───── EXERCISE DATA ─────

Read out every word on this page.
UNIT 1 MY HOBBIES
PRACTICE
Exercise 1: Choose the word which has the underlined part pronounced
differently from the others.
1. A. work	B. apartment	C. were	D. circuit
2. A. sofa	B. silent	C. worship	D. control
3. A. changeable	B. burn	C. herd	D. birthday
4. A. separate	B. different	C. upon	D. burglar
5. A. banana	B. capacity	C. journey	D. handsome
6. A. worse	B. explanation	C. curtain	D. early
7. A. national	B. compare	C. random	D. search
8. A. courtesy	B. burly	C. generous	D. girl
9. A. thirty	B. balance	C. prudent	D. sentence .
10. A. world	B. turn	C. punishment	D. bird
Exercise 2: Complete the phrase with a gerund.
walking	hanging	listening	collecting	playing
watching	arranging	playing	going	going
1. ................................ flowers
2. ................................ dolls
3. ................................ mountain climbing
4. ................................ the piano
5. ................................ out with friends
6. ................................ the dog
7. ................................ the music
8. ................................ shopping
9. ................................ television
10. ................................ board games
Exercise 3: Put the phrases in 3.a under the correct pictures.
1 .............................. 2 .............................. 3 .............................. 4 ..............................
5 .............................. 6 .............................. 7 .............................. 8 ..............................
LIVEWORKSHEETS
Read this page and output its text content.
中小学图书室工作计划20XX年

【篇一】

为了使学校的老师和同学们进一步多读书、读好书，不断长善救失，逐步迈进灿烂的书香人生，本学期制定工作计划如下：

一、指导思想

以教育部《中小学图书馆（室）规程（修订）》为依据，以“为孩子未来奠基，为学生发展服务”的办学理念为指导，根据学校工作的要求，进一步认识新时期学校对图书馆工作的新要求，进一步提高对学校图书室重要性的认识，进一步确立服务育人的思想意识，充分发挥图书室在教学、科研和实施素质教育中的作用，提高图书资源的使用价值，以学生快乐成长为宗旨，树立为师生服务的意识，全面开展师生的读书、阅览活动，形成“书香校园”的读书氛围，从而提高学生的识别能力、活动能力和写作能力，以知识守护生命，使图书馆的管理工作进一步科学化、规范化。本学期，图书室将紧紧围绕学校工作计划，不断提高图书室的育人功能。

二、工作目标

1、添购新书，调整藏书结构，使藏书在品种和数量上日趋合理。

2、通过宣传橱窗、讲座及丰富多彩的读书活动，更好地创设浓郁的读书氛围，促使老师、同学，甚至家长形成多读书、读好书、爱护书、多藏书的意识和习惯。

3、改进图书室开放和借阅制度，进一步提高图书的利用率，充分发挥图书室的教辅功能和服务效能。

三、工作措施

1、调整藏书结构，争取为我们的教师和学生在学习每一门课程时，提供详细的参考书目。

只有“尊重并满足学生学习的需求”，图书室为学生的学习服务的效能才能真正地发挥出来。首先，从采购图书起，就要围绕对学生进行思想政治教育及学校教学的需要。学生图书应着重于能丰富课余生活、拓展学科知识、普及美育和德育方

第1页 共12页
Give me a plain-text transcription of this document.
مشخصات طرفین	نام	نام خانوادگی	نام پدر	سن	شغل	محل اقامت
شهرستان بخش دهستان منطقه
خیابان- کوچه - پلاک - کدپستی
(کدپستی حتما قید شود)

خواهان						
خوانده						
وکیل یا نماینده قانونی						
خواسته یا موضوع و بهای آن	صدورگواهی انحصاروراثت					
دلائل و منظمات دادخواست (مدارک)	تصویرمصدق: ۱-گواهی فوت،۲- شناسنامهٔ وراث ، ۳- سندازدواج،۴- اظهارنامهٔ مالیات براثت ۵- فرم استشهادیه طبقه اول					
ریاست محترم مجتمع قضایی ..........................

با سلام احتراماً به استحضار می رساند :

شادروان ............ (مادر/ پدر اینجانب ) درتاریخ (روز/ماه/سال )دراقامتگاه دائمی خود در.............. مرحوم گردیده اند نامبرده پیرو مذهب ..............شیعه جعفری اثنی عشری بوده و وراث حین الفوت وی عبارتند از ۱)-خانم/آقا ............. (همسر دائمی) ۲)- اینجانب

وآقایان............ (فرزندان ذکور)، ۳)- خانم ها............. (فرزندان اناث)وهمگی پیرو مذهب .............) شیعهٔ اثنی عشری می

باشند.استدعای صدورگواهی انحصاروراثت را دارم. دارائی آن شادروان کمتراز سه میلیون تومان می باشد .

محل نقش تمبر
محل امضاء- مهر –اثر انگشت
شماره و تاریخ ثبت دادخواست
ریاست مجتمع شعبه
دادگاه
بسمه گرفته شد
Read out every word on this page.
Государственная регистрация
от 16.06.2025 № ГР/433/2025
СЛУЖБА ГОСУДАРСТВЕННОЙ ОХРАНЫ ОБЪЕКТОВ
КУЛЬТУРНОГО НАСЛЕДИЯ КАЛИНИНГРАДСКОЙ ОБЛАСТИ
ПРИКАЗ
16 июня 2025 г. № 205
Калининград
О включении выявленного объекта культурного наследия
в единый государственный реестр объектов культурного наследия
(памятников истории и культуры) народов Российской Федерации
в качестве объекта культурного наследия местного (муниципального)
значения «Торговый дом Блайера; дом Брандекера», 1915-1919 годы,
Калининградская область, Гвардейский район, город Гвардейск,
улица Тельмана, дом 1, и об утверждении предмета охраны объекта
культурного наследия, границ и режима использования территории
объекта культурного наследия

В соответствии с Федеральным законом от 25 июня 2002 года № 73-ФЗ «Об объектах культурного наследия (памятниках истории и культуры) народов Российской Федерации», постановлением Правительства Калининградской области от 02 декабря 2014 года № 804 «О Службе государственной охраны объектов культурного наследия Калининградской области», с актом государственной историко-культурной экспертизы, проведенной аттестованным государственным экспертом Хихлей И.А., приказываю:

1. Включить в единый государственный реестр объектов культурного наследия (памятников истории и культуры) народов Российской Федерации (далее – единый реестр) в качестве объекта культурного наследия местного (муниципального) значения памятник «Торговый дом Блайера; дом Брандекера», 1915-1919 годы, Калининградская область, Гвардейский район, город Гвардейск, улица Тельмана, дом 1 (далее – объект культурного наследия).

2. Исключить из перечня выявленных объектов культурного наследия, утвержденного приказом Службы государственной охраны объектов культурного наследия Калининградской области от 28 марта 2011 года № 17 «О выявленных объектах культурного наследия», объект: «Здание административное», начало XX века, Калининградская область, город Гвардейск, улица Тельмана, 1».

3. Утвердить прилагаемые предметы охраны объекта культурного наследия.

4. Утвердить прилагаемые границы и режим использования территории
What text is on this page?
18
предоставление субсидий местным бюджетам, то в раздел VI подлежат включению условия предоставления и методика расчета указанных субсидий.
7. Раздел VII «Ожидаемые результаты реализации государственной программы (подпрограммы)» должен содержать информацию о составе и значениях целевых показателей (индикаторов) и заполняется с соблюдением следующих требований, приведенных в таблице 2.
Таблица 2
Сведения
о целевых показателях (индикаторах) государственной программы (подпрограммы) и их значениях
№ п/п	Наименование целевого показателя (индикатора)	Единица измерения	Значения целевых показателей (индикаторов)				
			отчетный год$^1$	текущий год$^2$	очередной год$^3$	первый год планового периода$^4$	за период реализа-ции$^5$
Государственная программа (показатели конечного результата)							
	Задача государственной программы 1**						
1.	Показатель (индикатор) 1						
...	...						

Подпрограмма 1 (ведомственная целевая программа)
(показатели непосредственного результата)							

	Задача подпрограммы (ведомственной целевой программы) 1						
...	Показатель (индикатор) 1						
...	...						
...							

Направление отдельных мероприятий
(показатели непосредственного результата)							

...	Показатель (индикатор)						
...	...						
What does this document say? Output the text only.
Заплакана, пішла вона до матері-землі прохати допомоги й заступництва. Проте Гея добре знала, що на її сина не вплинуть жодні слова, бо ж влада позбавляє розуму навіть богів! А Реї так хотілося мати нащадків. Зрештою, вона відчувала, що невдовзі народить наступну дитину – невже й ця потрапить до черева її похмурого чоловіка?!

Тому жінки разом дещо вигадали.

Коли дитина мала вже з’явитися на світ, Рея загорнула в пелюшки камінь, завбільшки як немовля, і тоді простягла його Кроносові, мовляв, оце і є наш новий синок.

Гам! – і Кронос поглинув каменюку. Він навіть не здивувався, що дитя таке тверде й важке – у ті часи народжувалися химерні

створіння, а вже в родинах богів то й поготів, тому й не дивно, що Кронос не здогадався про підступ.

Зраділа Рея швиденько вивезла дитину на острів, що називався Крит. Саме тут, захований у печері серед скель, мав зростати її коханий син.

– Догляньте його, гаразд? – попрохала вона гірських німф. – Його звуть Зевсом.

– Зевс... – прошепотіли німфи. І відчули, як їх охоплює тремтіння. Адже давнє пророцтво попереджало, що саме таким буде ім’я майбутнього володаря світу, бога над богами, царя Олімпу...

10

─────

▶ [AIM OF THE TASK]
Filter the records for lines holding the string "целевых". Copy each one.

▶ [FINISHED ANSWER]
7. Раздел VII «Ожидаемые результаты реализации государственной программы (подпрограммы)» должен содержать информацию о составе и значениях целевых показателей (индикаторов) и заполняется с соблюдением следующих требований, приведенных в таблице 2.
о целевых показателях (индикаторах) государственной программы (подпрограммы) и их значениях
№ п/п	Наименование целевого показателя (индикатора)	Единица измерения	Значения целевых показателей (индикаторов)				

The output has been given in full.